Pictures stay out; everything else in the records below is copied exactly.

[START The input]

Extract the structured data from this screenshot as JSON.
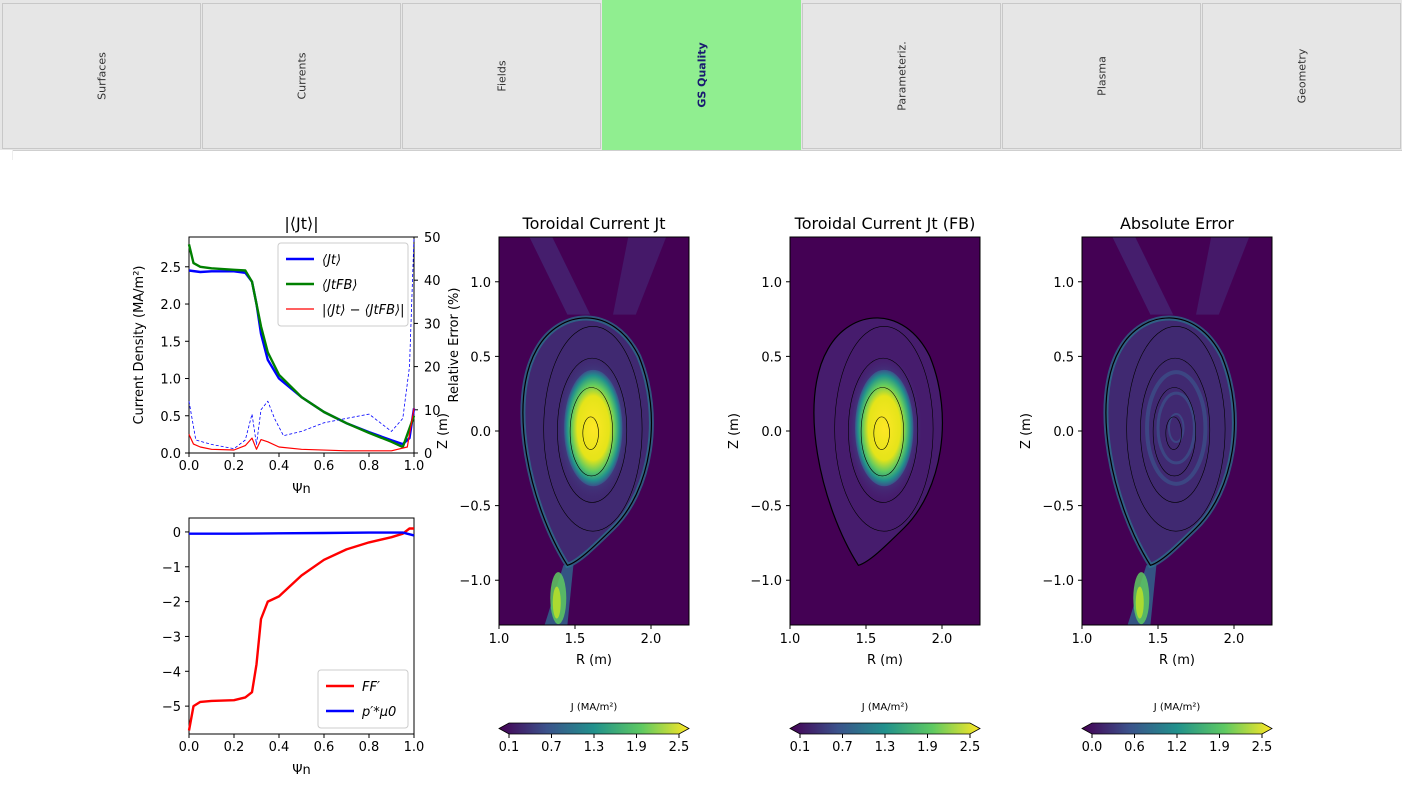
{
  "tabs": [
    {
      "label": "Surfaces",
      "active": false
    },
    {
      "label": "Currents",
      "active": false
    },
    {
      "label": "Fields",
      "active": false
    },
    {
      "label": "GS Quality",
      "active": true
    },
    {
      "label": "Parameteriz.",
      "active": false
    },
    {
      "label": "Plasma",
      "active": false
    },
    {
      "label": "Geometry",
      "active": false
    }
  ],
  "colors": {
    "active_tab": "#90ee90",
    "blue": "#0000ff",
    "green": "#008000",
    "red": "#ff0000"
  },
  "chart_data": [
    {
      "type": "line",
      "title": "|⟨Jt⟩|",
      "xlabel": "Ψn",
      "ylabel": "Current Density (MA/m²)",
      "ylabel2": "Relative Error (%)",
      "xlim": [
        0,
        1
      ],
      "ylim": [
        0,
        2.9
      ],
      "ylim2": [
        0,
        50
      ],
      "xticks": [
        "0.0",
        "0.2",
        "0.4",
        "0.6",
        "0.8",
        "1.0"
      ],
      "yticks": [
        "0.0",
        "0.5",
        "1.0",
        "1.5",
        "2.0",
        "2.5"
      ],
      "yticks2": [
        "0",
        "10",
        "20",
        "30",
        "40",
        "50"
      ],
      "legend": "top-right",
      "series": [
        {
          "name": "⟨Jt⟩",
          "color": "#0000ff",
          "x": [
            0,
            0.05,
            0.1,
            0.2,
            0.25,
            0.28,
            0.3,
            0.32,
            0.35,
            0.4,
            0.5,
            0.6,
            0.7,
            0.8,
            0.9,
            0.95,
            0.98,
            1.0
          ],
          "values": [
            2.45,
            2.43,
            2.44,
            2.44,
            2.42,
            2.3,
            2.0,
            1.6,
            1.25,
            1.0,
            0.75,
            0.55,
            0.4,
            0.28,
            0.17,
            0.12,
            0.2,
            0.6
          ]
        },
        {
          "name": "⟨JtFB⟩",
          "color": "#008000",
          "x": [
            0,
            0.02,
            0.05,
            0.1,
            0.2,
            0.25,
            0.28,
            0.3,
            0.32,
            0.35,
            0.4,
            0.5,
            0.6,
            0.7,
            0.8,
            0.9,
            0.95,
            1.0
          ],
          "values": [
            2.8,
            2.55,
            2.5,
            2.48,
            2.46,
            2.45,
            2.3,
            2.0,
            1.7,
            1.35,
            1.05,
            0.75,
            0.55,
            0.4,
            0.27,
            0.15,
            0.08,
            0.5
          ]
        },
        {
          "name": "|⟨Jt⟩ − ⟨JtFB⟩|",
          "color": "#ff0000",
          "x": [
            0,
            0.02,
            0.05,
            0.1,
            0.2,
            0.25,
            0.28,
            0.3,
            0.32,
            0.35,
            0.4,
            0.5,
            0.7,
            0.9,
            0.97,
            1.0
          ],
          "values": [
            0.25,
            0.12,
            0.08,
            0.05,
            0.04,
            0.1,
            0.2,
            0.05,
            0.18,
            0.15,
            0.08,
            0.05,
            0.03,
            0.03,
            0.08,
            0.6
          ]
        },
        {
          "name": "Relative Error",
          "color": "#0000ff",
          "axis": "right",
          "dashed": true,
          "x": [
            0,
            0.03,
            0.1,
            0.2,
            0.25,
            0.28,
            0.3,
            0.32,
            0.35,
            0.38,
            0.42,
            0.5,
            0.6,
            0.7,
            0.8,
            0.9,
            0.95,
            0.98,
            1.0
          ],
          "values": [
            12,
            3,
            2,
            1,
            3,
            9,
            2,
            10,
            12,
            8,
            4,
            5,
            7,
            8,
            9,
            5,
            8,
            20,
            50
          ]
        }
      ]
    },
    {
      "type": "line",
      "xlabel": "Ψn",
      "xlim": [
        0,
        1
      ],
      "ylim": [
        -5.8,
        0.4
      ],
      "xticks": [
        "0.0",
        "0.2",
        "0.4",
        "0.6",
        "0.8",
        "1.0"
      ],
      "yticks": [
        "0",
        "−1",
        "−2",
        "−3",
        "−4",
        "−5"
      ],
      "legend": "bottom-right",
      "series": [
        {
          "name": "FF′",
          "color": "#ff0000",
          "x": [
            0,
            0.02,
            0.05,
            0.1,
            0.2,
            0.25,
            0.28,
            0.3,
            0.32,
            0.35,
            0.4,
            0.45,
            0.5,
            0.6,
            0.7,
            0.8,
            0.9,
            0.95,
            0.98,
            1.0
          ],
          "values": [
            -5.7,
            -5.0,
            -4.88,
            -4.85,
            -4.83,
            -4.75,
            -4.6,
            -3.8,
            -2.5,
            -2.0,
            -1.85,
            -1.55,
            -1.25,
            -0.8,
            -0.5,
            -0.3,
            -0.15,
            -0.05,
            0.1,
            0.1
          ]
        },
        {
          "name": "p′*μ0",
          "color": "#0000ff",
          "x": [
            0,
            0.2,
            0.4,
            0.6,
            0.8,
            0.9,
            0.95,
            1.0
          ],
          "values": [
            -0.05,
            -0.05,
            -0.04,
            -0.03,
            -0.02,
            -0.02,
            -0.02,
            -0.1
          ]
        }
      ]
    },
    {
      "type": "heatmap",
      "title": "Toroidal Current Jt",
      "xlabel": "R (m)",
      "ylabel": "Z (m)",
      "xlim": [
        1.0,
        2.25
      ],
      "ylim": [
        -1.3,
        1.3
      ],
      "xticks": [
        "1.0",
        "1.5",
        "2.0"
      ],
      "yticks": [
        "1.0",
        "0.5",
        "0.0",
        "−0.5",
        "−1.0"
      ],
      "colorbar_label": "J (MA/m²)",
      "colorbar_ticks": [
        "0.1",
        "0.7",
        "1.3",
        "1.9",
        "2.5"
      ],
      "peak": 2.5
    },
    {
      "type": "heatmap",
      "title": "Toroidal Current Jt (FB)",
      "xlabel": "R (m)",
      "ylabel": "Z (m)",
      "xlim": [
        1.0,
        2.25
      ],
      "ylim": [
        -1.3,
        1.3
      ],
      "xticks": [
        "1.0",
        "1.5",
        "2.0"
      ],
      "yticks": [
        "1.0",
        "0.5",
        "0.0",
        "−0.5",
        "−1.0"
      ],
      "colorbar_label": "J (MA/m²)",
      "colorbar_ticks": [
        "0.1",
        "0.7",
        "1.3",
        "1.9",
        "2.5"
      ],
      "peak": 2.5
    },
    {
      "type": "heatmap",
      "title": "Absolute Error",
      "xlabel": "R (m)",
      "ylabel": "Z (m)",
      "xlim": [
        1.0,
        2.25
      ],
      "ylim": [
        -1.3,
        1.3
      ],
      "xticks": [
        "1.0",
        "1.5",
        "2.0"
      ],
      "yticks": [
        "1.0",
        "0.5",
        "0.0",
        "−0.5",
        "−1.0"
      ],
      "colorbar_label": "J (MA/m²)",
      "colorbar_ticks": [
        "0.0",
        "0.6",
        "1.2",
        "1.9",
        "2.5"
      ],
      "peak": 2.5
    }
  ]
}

[END The input]

Result of the exercise =>
Extract the structured data from this screenshot as JSON.
{
  "tabs": [
    {
      "label": "Surfaces",
      "active": false
    },
    {
      "label": "Currents",
      "active": false
    },
    {
      "label": "Fields",
      "active": false
    },
    {
      "label": "GS Quality",
      "active": true
    },
    {
      "label": "Parameteriz.",
      "active": false
    },
    {
      "label": "Plasma",
      "active": false
    },
    {
      "label": "Geometry",
      "active": false
    }
  ],
  "colors": {
    "active_tab": "#90ee90",
    "blue": "#0000ff",
    "green": "#008000",
    "red": "#ff0000"
  },
  "chart_data": [
    {
      "type": "line",
      "title": "|⟨Jt⟩|",
      "xlabel": "Ψn",
      "ylabel": "Current Density (MA/m²)",
      "ylabel2": "Relative Error (%)",
      "xlim": [
        0,
        1
      ],
      "ylim": [
        0,
        2.9
      ],
      "ylim2": [
        0,
        50
      ],
      "xticks": [
        "0.0",
        "0.2",
        "0.4",
        "0.6",
        "0.8",
        "1.0"
      ],
      "yticks": [
        "0.0",
        "0.5",
        "1.0",
        "1.5",
        "2.0",
        "2.5"
      ],
      "yticks2": [
        "0",
        "10",
        "20",
        "30",
        "40",
        "50"
      ],
      "legend": "top-right",
      "series": [
        {
          "name": "⟨Jt⟩",
          "color": "#0000ff",
          "x": [
            0,
            0.05,
            0.1,
            0.2,
            0.25,
            0.28,
            0.3,
            0.32,
            0.35,
            0.4,
            0.5,
            0.6,
            0.7,
            0.8,
            0.9,
            0.95,
            0.98,
            1.0
          ],
          "values": [
            2.45,
            2.43,
            2.44,
            2.44,
            2.42,
            2.3,
            2.0,
            1.6,
            1.25,
            1.0,
            0.75,
            0.55,
            0.4,
            0.28,
            0.17,
            0.12,
            0.2,
            0.6
          ]
        },
        {
          "name": "⟨JtFB⟩",
          "color": "#008000",
          "x": [
            0,
            0.02,
            0.05,
            0.1,
            0.2,
            0.25,
            0.28,
            0.3,
            0.32,
            0.35,
            0.4,
            0.5,
            0.6,
            0.7,
            0.8,
            0.9,
            0.95,
            1.0
          ],
          "values": [
            2.8,
            2.55,
            2.5,
            2.48,
            2.46,
            2.45,
            2.3,
            2.0,
            1.7,
            1.35,
            1.05,
            0.75,
            0.55,
            0.4,
            0.27,
            0.15,
            0.08,
            0.5
          ]
        },
        {
          "name": "|⟨Jt⟩ − ⟨JtFB⟩|",
          "color": "#ff0000",
          "x": [
            0,
            0.02,
            0.05,
            0.1,
            0.2,
            0.25,
            0.28,
            0.3,
            0.32,
            0.35,
            0.4,
            0.5,
            0.7,
            0.9,
            0.97,
            1.0
          ],
          "values": [
            0.25,
            0.12,
            0.08,
            0.05,
            0.04,
            0.1,
            0.2,
            0.05,
            0.18,
            0.15,
            0.08,
            0.05,
            0.03,
            0.03,
            0.08,
            0.6
          ]
        },
        {
          "name": "Relative Error",
          "color": "#0000ff",
          "axis": "right",
          "dashed": true,
          "x": [
            0,
            0.03,
            0.1,
            0.2,
            0.25,
            0.28,
            0.3,
            0.32,
            0.35,
            0.38,
            0.42,
            0.5,
            0.6,
            0.7,
            0.8,
            0.9,
            0.95,
            0.98,
            1.0
          ],
          "values": [
            12,
            3,
            2,
            1,
            3,
            9,
            2,
            10,
            12,
            8,
            4,
            5,
            7,
            8,
            9,
            5,
            8,
            20,
            50
          ]
        }
      ]
    },
    {
      "type": "line",
      "xlabel": "Ψn",
      "xlim": [
        0,
        1
      ],
      "ylim": [
        -5.8,
        0.4
      ],
      "xticks": [
        "0.0",
        "0.2",
        "0.4",
        "0.6",
        "0.8",
        "1.0"
      ],
      "yticks": [
        "0",
        "−1",
        "−2",
        "−3",
        "−4",
        "−5"
      ],
      "legend": "bottom-right",
      "series": [
        {
          "name": "FF′",
          "color": "#ff0000",
          "x": [
            0,
            0.02,
            0.05,
            0.1,
            0.2,
            0.25,
            0.28,
            0.3,
            0.32,
            0.35,
            0.4,
            0.45,
            0.5,
            0.6,
            0.7,
            0.8,
            0.9,
            0.95,
            0.98,
            1.0
          ],
          "values": [
            -5.7,
            -5.0,
            -4.88,
            -4.85,
            -4.83,
            -4.75,
            -4.6,
            -3.8,
            -2.5,
            -2.0,
            -1.85,
            -1.55,
            -1.25,
            -0.8,
            -0.5,
            -0.3,
            -0.15,
            -0.05,
            0.1,
            0.1
          ]
        },
        {
          "name": "p′*μ0",
          "color": "#0000ff",
          "x": [
            0,
            0.2,
            0.4,
            0.6,
            0.8,
            0.9,
            0.95,
            1.0
          ],
          "values": [
            -0.05,
            -0.05,
            -0.04,
            -0.03,
            -0.02,
            -0.02,
            -0.02,
            -0.1
          ]
        }
      ]
    },
    {
      "type": "heatmap",
      "title": "Toroidal Current Jt",
      "xlabel": "R (m)",
      "ylabel": "Z (m)",
      "xlim": [
        1.0,
        2.25
      ],
      "ylim": [
        -1.3,
        1.3
      ],
      "xticks": [
        "1.0",
        "1.5",
        "2.0"
      ],
      "yticks": [
        "1.0",
        "0.5",
        "0.0",
        "−0.5",
        "−1.0"
      ],
      "colorbar_label": "J (MA/m²)",
      "colorbar_ticks": [
        "0.1",
        "0.7",
        "1.3",
        "1.9",
        "2.5"
      ],
      "peak": 2.5
    },
    {
      "type": "heatmap",
      "title": "Toroidal Current Jt (FB)",
      "xlabel": "R (m)",
      "ylabel": "Z (m)",
      "xlim": [
        1.0,
        2.25
      ],
      "ylim": [
        -1.3,
        1.3
      ],
      "xticks": [
        "1.0",
        "1.5",
        "2.0"
      ],
      "yticks": [
        "1.0",
        "0.5",
        "0.0",
        "−0.5",
        "−1.0"
      ],
      "colorbar_label": "J (MA/m²)",
      "colorbar_ticks": [
        "0.1",
        "0.7",
        "1.3",
        "1.9",
        "2.5"
      ],
      "peak": 2.5
    },
    {
      "type": "heatmap",
      "title": "Absolute Error",
      "xlabel": "R (m)",
      "ylabel": "Z (m)",
      "xlim": [
        1.0,
        2.25
      ],
      "ylim": [
        -1.3,
        1.3
      ],
      "xticks": [
        "1.0",
        "1.5",
        "2.0"
      ],
      "yticks": [
        "1.0",
        "0.5",
        "0.0",
        "−0.5",
        "−1.0"
      ],
      "colorbar_label": "J (MA/m²)",
      "colorbar_ticks": [
        "0.0",
        "0.6",
        "1.2",
        "1.9",
        "2.5"
      ],
      "peak": 2.5
    }
  ]
}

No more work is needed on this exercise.